Problem to solve: In the data below, find every line that has the string "successfully", and copy it.

Entries:
_ _ _ _
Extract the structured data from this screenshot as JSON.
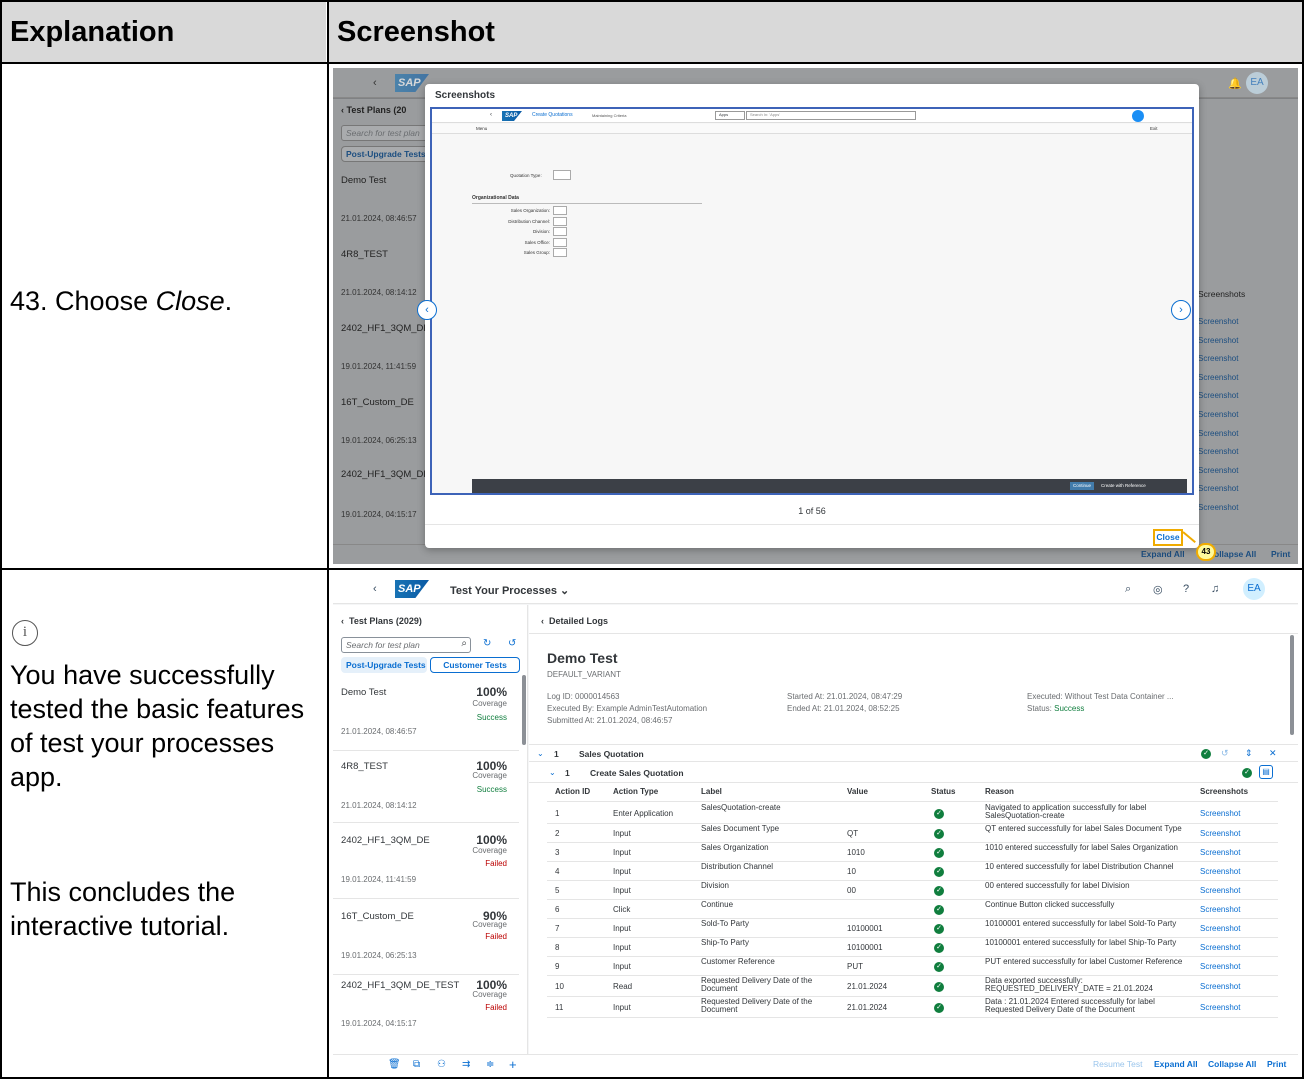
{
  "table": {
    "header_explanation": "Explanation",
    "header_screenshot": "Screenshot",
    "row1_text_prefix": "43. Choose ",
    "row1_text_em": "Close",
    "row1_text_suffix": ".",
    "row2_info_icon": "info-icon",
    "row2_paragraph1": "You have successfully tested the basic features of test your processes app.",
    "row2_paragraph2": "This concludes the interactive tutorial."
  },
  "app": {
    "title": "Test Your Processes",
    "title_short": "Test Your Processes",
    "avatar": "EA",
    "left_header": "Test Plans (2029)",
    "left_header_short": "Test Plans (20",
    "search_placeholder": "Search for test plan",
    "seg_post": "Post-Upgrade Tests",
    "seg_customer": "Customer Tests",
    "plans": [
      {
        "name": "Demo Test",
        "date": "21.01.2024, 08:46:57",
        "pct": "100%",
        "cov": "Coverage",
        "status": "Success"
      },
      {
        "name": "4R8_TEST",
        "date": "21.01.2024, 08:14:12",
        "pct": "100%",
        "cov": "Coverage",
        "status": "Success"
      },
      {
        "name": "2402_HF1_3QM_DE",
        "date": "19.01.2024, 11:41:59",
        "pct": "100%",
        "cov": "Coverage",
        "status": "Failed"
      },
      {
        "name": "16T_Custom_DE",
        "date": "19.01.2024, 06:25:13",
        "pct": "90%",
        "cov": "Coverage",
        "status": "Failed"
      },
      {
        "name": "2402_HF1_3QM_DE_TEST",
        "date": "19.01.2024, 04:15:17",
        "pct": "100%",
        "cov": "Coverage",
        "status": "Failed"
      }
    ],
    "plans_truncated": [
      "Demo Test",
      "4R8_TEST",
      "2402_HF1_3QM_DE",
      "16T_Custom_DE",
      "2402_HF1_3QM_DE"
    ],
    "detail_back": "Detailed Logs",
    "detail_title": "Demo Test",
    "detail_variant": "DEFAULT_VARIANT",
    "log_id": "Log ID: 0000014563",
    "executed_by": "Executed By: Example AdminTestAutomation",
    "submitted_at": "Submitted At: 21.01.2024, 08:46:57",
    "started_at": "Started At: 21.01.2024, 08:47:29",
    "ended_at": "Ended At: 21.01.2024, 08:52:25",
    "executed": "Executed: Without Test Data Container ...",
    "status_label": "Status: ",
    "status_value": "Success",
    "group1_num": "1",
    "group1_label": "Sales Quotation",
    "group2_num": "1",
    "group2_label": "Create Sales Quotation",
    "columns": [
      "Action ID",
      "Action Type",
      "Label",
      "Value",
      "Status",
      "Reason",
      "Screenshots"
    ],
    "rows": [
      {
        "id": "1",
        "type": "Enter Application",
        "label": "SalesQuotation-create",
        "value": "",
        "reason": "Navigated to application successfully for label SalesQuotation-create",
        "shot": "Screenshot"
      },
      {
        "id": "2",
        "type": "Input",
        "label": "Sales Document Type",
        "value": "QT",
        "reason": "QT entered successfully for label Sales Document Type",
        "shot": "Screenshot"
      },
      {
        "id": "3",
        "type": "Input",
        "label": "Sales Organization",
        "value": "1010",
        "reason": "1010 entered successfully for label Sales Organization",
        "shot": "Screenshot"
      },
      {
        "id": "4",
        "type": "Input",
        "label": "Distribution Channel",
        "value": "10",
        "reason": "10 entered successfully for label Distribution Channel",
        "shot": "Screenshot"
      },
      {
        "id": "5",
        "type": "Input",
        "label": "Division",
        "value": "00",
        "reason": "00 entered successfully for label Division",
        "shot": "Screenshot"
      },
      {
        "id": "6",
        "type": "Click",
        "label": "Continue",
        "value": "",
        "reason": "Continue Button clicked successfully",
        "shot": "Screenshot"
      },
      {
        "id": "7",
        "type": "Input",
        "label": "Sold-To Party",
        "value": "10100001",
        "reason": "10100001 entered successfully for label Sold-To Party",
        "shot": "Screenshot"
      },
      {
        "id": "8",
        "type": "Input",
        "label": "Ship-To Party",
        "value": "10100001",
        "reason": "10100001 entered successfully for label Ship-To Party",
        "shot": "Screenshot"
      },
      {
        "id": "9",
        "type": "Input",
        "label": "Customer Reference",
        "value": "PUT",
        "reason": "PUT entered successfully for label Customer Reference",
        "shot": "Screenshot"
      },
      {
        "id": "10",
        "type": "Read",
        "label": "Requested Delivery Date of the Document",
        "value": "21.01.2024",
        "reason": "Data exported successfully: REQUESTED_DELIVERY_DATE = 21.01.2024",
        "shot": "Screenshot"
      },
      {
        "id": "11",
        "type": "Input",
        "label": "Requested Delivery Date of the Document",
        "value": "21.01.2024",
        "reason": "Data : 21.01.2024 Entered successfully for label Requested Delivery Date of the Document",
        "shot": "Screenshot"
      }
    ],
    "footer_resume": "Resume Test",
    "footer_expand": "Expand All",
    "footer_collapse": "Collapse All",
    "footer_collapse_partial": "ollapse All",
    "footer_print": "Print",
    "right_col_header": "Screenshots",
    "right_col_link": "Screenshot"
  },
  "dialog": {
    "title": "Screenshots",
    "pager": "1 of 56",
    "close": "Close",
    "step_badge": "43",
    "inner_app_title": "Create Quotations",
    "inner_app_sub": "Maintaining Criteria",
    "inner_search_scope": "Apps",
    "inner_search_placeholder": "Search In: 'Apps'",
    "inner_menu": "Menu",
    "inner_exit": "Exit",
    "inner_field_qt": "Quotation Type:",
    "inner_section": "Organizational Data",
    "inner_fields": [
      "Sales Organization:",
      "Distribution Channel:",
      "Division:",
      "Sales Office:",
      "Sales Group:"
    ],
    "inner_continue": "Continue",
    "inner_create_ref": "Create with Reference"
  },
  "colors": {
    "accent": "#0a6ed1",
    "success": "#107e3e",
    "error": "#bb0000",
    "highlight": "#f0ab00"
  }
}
_ _ _ _
Result of this exercise:
    "row2_paragraph1": "You have successfully tested the basic features of test your processes app.",
        "reason": "Navigated to application successfully for label SalesQuotation-create",
        "reason": "QT entered successfully for label Sales Document Type",
        "reason": "1010 entered successfully for label Sales Organization",
        "reason": "10 entered successfully for label Distribution Channel",
        "reason": "00 entered successfully for label Division",
        "reason": "Continue Button clicked successfully",
        "reason": "10100001 entered successfully for label Sold-To Party",
        "reason": "10100001 entered successfully for label Ship-To Party",
        "reason": "PUT entered successfully for label Customer Reference",
        "reason": "Data exported successfully: REQUESTED_DELIVERY_DATE = 21.01.2024",
        "reason": "Data : 21.01.2024 Entered successfully for label Requested Delivery Date of the Document",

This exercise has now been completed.